## Given task
Please rewrite the listing from its start through the line containing "The fourth layer 321d is at (320, 202).", substituting "cross-sectional view" for "sectional view" and keeping everything else unchanged. Leave out the pictures.

Items from a dataset:
* * * * *
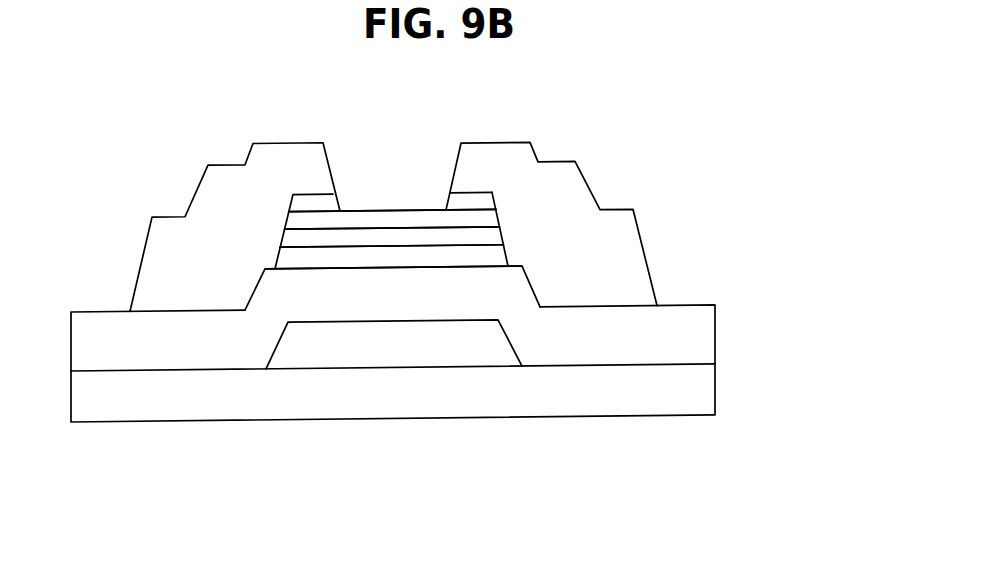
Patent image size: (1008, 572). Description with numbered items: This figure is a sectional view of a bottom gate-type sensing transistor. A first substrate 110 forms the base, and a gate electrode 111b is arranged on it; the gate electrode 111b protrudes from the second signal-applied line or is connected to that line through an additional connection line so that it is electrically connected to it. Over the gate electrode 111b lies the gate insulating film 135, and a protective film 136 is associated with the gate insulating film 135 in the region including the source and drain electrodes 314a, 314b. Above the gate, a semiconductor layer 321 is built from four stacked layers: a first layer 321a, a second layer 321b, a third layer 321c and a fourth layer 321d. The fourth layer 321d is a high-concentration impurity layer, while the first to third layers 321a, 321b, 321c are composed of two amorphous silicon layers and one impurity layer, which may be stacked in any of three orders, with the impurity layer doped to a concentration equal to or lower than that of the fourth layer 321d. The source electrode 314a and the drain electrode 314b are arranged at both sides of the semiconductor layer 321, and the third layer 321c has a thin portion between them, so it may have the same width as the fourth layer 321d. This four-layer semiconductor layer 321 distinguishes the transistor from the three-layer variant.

The first substrate 110 is at (710, 388).
The gate electrode 111b is at (392, 347).
The gate insulating film 135 is at (710, 328).
The protective film 136 is at (710, 328).
The semiconductor layer 321 is at (808, 138).
The first layer 321a is at (497, 255).
The second layer 321b is at (493, 238).
The third layer 321c is at (493, 220).
The fourth layer 321d is at (320, 202).
The source electrode 314a is at (283, 148).
The drain electrode 314b is at (497, 148).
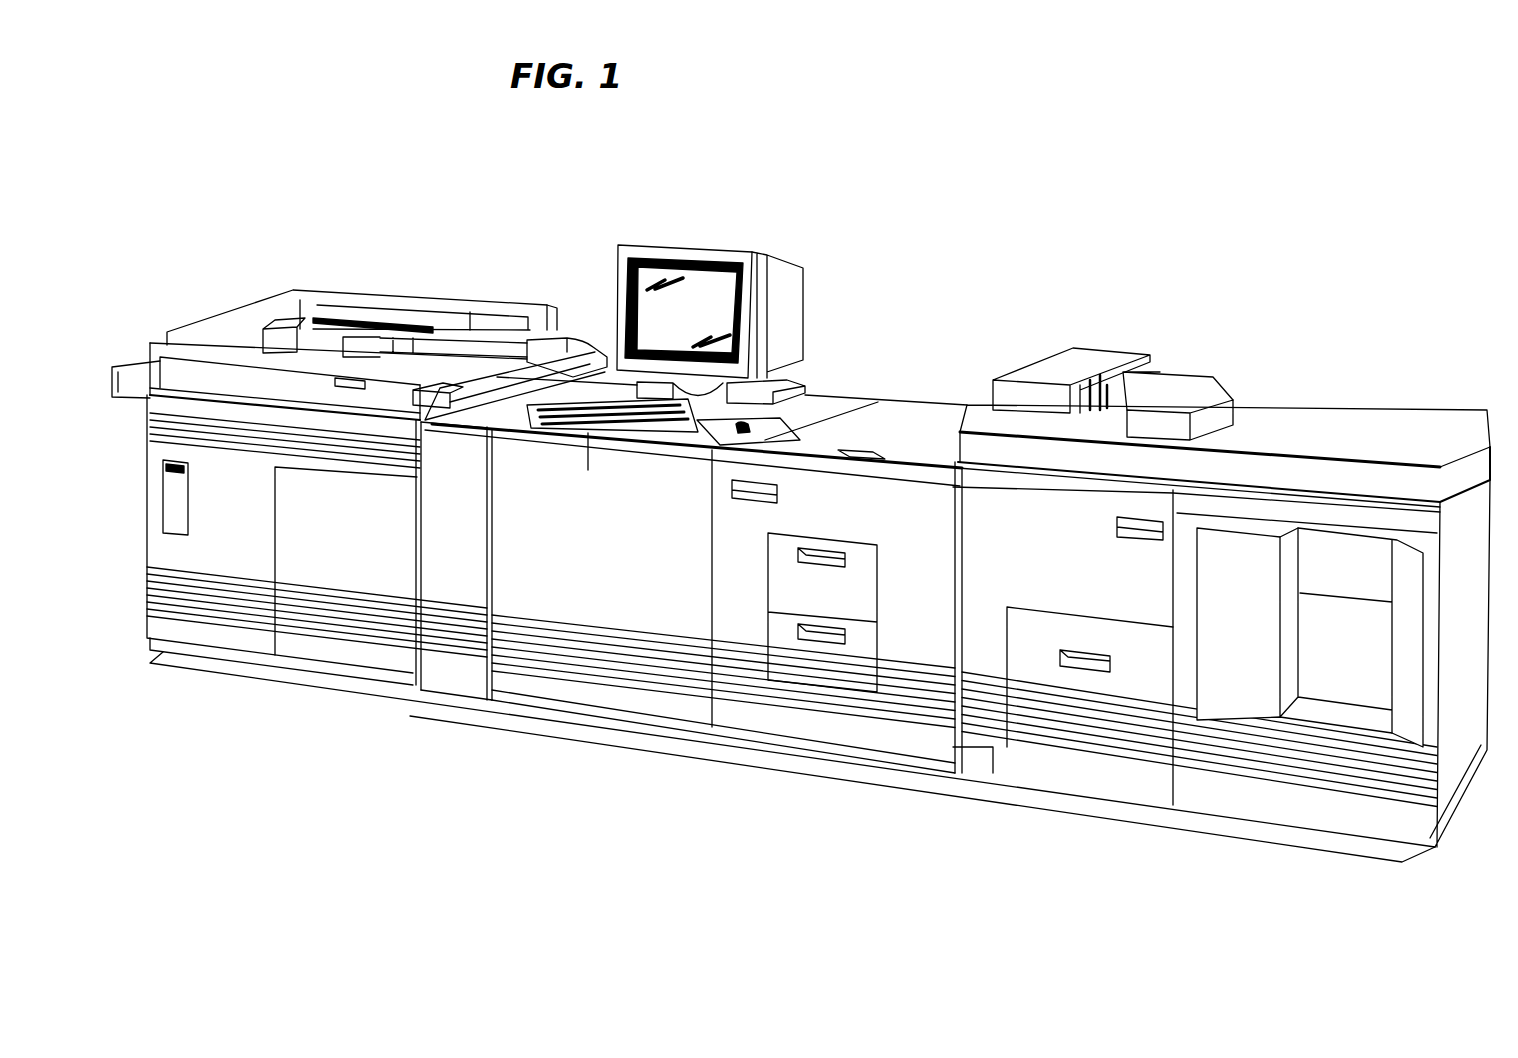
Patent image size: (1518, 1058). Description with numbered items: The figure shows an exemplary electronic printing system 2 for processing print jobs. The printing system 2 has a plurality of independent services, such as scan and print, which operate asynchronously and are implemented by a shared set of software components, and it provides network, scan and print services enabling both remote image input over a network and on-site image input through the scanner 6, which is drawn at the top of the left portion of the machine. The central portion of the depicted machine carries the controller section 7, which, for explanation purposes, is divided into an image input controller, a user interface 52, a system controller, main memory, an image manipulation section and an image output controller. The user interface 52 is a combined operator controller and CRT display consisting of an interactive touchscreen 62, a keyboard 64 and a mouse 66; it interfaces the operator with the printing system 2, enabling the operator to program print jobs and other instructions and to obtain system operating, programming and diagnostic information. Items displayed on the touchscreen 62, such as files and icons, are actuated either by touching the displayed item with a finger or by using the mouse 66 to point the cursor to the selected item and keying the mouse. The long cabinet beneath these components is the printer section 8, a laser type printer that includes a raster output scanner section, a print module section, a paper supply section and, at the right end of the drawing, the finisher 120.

The printing system 2 is at (948, 157).
The scanner 6 is at (405, 258).
The controller section 7 is at (130, 542).
The printer section 8 is at (1430, 870).
The user interface 52 is at (715, 219).
The interactive touchscreen 62 is at (648, 318).
The keyboard 64 is at (601, 440).
The mouse 66 is at (735, 410).
The finisher 120 is at (1335, 356).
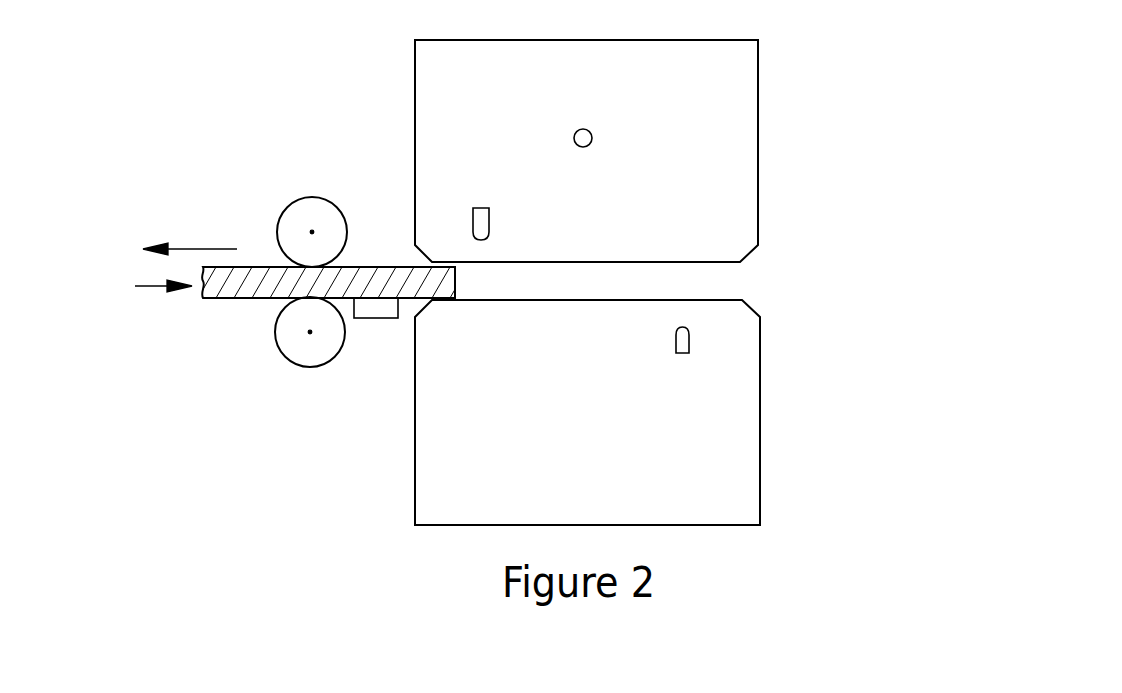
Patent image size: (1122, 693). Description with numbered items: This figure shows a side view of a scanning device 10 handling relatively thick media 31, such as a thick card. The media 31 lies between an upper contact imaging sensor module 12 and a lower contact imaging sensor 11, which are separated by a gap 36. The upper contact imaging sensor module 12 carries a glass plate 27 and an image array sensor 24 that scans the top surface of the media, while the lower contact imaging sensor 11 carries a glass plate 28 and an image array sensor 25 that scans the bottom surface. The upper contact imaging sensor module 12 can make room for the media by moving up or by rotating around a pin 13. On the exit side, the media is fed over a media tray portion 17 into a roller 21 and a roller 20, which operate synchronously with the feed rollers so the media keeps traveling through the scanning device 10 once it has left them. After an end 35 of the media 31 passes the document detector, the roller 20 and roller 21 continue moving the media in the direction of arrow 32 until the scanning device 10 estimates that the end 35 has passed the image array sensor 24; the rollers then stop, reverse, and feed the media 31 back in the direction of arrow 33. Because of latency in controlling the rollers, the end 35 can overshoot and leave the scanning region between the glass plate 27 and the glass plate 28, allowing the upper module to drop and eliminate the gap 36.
* * * * *
## Problem solution
Patent image size: (1008, 572). Description with numbered items: This figure is a cross-sectional view of a bottom gate-type sensing transistor. A first substrate 110 forms the base, and a gate electrode 111b is arranged on it; the gate electrode 111b protrudes from the second signal-applied line or is connected to that line through an additional connection line so that it is electrically connected to it. Over the gate electrode 111b lies the gate insulating film 135, and a protective film 136 is associated with the gate insulating film 135 in the region including the source and drain electrodes 314a, 314b. Above the gate, a semiconductor layer 321 is built from four stacked layers: a first layer 321a, a second layer 321b, a third layer 321c and a fourth layer 321d. The fourth layer 321d is a high-concentration impurity layer, while the first to third layers 321a, 321b, 321c are composed of two amorphous silicon layers and one impurity layer, which may be stacked in any of three orders, with the impurity layer doped to a concentration equal to or lower than that of the fourth layer 321d. The source electrode 314a and the drain electrode 314b are arranged at both sides of the semiconductor layer 321, and the third layer 321c has a thin portion between them, so it may have the same width as the fourth layer 321d. This four-layer semiconductor layer 321 distinguishes the transistor from the three-layer variant.

The first substrate 110 is at (710, 388).
The gate electrode 111b is at (392, 347).
The gate insulating film 135 is at (710, 328).
The protective film 136 is at (710, 328).
The semiconductor layer 321 is at (808, 138).
The first layer 321a is at (497, 255).
The second layer 321b is at (493, 238).
The third layer 321c is at (493, 220).
The fourth layer 321d is at (320, 202).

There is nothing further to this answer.